Begin

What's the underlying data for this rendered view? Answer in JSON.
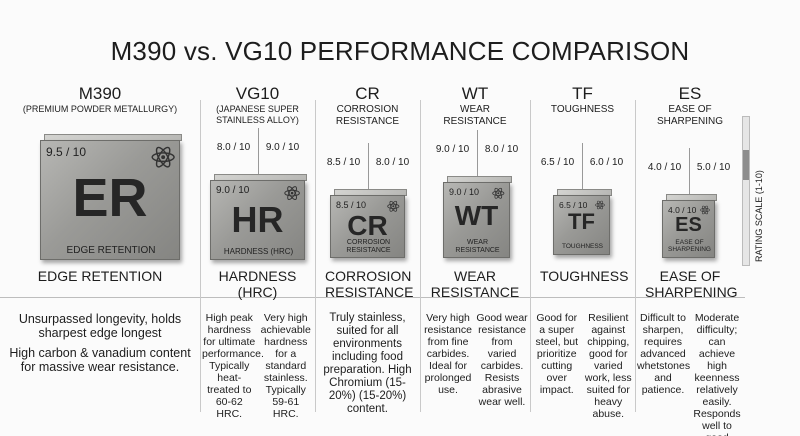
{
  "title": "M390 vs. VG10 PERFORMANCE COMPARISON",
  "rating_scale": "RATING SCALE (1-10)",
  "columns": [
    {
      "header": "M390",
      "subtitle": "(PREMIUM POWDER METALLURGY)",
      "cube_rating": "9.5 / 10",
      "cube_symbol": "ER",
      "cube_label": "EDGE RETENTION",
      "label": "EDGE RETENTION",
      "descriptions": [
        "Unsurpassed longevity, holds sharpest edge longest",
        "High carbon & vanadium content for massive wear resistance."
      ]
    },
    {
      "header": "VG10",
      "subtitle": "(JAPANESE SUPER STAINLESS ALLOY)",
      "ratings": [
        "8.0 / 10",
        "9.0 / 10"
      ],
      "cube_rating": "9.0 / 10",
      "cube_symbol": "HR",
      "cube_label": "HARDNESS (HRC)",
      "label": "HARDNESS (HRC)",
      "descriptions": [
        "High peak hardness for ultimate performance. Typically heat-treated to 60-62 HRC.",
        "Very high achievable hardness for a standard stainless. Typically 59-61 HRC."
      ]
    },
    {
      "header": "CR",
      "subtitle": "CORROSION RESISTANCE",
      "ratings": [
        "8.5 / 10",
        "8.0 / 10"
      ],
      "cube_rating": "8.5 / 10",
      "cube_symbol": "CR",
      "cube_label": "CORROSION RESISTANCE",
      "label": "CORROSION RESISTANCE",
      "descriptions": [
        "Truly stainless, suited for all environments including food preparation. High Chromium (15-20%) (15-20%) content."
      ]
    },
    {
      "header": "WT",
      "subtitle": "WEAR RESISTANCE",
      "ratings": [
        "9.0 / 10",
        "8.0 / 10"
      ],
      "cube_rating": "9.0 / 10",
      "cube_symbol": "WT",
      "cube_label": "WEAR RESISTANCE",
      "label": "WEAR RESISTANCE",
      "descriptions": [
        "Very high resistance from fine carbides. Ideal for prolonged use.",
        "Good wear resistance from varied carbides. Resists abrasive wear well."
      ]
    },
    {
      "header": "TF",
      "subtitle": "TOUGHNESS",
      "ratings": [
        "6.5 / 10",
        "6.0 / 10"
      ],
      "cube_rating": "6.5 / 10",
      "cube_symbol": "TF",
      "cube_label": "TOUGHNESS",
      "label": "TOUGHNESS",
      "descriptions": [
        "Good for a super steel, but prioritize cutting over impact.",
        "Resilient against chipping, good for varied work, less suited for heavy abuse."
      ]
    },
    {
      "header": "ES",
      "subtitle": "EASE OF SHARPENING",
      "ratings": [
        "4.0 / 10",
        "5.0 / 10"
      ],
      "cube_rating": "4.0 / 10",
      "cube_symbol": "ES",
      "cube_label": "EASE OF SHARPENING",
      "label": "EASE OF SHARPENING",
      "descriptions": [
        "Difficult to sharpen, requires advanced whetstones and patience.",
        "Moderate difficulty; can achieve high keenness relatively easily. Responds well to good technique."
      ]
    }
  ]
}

End
Begin

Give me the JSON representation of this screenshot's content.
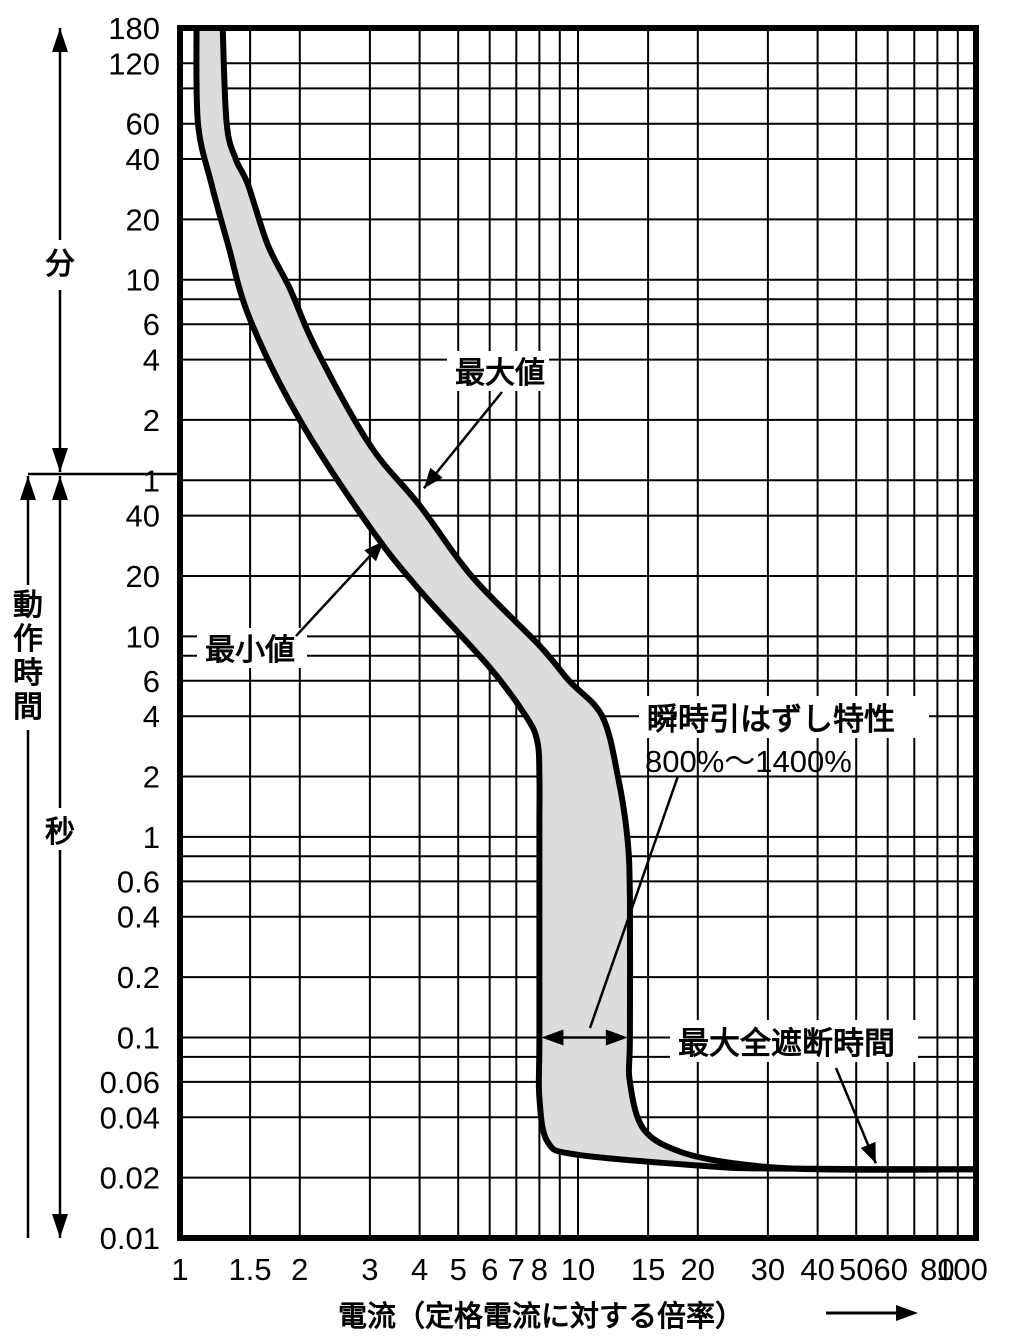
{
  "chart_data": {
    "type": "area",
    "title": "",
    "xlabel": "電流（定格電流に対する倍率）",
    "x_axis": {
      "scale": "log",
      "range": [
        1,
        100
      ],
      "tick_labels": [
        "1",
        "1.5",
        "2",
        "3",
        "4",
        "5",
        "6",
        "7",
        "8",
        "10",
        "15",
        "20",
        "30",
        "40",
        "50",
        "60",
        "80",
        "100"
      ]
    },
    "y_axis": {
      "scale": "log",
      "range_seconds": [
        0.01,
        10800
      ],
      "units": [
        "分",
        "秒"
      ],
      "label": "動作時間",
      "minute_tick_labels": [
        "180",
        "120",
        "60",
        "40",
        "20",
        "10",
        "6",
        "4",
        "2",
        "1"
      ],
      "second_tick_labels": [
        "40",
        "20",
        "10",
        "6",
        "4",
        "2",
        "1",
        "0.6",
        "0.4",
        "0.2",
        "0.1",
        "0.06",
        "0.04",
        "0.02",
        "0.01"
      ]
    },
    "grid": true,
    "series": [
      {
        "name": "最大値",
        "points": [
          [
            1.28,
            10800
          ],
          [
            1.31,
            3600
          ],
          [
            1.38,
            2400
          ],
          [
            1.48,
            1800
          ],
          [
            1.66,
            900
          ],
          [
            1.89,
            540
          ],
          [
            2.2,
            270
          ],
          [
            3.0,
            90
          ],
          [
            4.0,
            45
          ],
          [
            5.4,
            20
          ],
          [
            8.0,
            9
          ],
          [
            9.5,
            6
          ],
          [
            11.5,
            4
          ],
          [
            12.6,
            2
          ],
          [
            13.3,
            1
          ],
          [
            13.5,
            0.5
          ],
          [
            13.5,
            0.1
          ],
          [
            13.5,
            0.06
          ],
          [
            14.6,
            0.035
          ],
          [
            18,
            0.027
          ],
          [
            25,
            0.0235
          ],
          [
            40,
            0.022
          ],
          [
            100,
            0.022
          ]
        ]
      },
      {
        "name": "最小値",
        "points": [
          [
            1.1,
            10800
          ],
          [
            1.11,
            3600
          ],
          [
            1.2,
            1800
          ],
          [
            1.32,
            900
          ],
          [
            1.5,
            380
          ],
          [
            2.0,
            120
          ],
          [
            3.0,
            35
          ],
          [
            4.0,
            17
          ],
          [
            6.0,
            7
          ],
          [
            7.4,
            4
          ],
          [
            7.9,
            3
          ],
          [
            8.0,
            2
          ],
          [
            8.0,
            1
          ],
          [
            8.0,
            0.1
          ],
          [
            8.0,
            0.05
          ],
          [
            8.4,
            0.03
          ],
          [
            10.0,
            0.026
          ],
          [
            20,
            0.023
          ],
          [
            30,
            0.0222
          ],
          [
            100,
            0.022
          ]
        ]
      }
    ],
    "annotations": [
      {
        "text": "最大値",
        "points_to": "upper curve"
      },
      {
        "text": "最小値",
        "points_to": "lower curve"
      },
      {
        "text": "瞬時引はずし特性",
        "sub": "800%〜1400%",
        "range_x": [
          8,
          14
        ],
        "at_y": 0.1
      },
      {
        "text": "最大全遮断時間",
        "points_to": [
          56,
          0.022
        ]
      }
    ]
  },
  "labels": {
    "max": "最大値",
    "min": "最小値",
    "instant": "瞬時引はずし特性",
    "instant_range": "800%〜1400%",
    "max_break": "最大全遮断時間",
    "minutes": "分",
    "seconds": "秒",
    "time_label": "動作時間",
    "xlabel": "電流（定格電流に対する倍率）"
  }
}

End

## [Written task]
Identify and copy the lines holding the word "from".

## [Solution below]
        "Very high resistance from fine carbides. Ideal for prolonged use.",
        "Good wear resistance from varied carbides. Resists abrasive wear well."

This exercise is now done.